Start Given entries

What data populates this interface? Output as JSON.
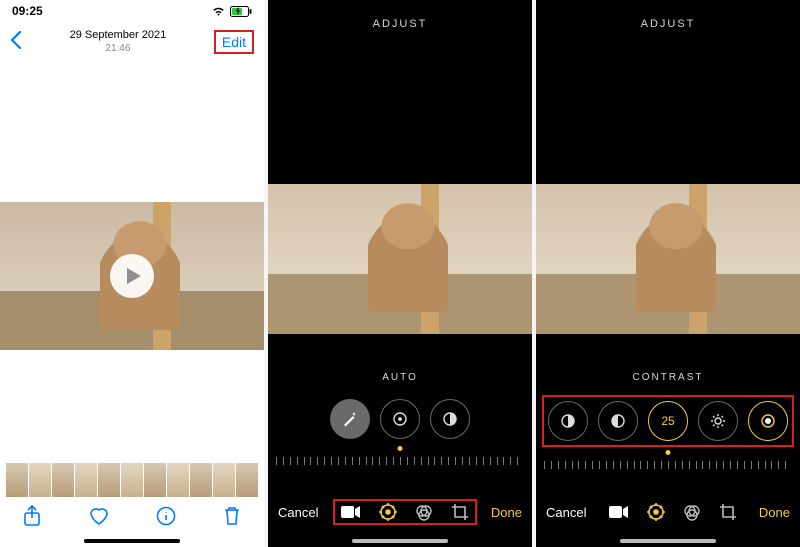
{
  "screen1": {
    "status": {
      "time": "09:25"
    },
    "nav": {
      "date": "29 September 2021",
      "time": "21:46",
      "edit_label": "Edit"
    }
  },
  "screen2": {
    "header": "ADJUST",
    "tool_label": "AUTO",
    "bottom": {
      "cancel": "Cancel",
      "done": "Done"
    }
  },
  "screen3": {
    "header": "ADJUST",
    "tool_label": "CONTRAST",
    "value": "25",
    "bottom": {
      "cancel": "Cancel",
      "done": "Done"
    }
  }
}
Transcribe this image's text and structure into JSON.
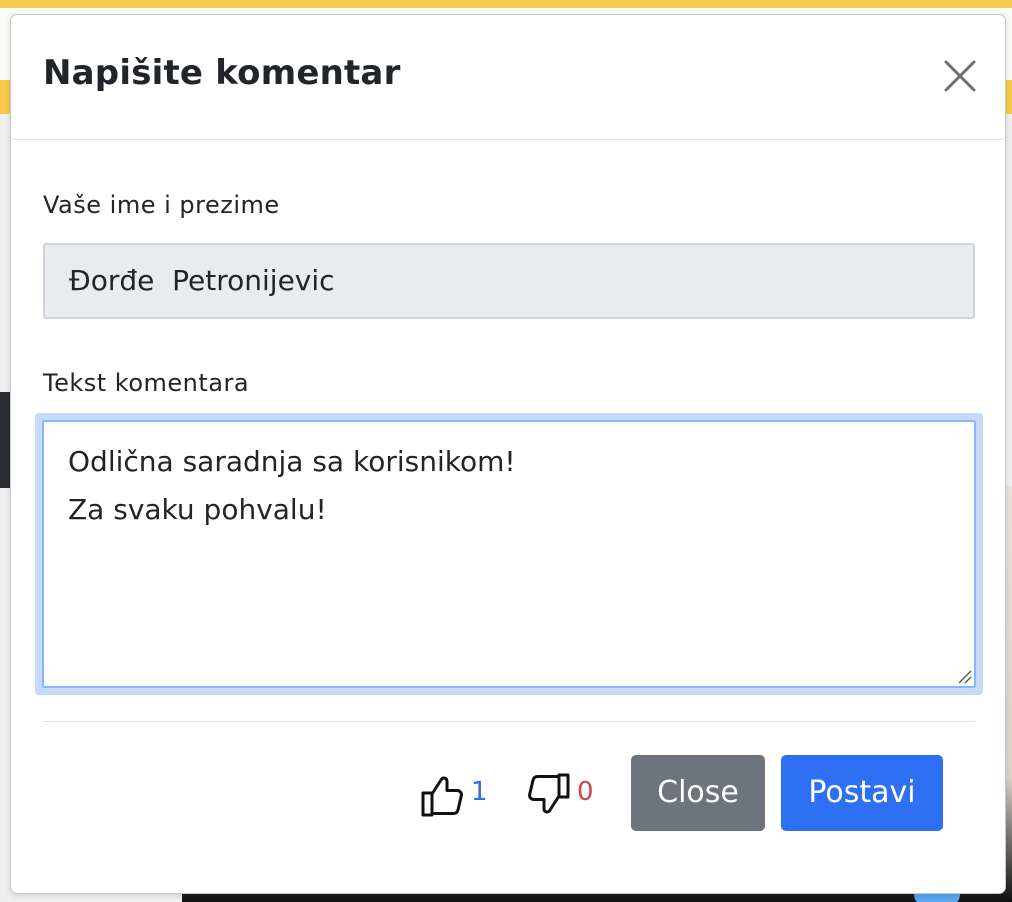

End Given entries

#### What you will do:
Excluding the pictures, reproduce every entry exactly as given.

#### Solution below:
What data populates this interface? Output as JSON.
{
  "screen1": {
    "status": {
      "time": "09:25"
    },
    "nav": {
      "date": "29 September 2021",
      "time": "21:46",
      "edit_label": "Edit"
    }
  },
  "screen2": {
    "header": "ADJUST",
    "tool_label": "AUTO",
    "bottom": {
      "cancel": "Cancel",
      "done": "Done"
    }
  },
  "screen3": {
    "header": "ADJUST",
    "tool_label": "CONTRAST",
    "value": "25",
    "bottom": {
      "cancel": "Cancel",
      "done": "Done"
    }
  }
}
Transcribe this image's text and structure into JSON.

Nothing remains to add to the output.